To do: For the data that follows, report how many lines contain the word "balance", and nothing else.

──────── Extracted material ────────

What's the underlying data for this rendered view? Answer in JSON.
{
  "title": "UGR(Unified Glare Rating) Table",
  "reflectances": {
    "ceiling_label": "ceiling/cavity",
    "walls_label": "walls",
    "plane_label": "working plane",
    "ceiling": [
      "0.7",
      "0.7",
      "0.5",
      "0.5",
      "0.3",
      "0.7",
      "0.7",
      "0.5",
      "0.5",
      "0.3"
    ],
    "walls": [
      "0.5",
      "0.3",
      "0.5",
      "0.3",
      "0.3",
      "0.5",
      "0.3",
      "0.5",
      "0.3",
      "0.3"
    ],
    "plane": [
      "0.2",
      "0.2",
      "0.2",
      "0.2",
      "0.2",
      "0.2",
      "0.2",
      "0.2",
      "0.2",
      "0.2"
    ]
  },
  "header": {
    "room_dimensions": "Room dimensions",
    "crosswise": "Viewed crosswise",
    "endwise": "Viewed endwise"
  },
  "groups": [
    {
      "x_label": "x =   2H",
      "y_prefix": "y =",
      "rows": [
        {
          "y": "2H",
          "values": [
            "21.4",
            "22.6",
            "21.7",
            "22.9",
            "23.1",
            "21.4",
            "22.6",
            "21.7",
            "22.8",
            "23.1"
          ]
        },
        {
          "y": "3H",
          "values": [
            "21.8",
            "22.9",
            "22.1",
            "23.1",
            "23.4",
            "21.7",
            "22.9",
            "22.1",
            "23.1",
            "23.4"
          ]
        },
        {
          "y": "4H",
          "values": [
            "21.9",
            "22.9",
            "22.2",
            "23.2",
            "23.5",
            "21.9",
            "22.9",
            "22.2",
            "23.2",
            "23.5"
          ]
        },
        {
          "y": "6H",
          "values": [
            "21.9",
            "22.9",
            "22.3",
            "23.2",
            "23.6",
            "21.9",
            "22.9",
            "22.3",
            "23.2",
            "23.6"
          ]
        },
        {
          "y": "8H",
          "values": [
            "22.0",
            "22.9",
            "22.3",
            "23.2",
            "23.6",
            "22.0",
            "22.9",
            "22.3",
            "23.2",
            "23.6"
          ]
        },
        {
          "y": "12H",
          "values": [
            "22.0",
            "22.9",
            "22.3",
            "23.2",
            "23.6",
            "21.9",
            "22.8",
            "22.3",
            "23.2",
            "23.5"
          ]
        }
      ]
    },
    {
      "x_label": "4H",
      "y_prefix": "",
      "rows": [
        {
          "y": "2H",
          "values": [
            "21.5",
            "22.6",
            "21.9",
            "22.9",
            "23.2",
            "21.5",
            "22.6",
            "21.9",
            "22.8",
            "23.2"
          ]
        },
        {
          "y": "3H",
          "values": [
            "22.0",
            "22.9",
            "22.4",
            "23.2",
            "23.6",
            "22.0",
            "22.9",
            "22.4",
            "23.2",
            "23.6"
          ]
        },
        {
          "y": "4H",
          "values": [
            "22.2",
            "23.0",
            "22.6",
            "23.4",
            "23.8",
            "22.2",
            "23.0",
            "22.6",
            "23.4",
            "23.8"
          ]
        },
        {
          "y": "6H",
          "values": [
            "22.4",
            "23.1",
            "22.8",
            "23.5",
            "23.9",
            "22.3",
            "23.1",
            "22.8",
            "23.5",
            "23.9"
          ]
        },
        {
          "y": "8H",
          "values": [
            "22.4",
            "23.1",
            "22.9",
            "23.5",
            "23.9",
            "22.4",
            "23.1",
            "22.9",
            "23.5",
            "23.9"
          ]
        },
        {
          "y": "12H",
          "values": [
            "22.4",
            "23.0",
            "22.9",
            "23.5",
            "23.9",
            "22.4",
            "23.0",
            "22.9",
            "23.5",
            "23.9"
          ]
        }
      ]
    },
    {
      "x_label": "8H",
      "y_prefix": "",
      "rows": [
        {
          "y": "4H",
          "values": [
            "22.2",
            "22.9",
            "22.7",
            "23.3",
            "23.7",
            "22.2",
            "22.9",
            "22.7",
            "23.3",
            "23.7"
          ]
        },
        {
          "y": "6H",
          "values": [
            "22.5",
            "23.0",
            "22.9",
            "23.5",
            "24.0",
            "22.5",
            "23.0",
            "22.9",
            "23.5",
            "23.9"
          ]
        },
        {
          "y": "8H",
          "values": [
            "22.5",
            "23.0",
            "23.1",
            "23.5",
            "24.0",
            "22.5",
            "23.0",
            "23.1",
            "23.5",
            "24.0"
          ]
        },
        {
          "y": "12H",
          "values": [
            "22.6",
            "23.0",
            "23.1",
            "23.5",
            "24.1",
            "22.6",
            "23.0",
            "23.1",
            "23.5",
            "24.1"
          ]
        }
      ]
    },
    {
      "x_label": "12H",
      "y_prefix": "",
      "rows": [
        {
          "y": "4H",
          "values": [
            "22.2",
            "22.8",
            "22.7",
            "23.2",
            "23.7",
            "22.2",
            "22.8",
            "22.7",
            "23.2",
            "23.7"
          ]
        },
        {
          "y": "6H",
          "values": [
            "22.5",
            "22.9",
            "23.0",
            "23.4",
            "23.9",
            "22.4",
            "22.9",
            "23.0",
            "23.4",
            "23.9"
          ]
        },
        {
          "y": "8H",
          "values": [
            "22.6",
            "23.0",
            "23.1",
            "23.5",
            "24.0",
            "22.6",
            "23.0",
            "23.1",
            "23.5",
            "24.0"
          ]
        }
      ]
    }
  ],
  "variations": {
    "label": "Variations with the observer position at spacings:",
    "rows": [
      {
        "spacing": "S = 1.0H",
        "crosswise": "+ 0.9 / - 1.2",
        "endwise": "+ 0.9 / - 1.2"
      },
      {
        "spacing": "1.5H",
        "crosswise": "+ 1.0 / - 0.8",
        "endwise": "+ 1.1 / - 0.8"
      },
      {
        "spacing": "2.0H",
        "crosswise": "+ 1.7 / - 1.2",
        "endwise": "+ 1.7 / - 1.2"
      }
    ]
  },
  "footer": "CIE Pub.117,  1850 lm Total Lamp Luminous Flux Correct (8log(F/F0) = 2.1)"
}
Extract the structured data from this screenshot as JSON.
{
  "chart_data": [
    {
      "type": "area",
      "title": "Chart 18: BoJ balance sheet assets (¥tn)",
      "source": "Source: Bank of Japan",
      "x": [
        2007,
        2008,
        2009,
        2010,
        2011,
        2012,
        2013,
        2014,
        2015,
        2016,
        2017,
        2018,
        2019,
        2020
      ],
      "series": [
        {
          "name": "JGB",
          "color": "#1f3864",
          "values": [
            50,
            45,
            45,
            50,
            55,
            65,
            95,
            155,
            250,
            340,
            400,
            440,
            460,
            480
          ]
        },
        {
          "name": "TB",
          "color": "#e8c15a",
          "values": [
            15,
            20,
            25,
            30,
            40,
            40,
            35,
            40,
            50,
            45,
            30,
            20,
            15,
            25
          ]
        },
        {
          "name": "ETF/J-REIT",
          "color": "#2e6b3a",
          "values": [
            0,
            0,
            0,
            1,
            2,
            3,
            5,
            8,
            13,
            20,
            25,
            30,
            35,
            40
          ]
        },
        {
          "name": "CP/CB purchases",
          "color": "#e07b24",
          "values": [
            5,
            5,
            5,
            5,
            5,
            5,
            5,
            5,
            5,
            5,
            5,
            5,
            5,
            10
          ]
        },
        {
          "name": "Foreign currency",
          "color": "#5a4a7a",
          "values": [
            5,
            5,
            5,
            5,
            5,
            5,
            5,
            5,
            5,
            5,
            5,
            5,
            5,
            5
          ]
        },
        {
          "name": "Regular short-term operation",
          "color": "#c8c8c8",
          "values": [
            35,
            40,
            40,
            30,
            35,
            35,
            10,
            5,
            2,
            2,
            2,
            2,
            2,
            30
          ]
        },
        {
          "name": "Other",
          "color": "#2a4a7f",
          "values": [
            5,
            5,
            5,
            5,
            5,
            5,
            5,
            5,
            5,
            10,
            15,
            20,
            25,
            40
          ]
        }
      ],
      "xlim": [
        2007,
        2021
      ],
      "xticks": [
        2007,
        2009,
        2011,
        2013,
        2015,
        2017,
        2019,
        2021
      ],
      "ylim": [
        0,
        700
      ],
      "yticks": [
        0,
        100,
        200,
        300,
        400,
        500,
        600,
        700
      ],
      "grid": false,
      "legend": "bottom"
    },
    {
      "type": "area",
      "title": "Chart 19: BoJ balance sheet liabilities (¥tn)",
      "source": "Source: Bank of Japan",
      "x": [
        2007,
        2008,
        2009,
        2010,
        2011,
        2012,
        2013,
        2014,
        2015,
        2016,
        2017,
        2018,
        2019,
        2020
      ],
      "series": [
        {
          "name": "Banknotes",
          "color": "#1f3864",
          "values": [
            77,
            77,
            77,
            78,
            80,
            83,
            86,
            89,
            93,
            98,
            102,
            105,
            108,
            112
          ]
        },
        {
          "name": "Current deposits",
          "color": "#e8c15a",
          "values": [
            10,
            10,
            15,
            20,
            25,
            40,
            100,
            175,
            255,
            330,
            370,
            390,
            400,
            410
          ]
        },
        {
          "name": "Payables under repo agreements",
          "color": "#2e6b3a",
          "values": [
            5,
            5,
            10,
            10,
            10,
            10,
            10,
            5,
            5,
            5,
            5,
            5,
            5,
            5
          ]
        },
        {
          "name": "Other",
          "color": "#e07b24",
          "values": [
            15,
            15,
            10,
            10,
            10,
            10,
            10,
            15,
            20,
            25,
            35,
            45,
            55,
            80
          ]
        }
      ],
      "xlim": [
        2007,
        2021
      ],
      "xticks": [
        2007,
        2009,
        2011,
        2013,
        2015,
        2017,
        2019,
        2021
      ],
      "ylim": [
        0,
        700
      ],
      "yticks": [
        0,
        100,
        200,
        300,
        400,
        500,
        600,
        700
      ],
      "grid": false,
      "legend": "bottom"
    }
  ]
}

────────

The reply: 2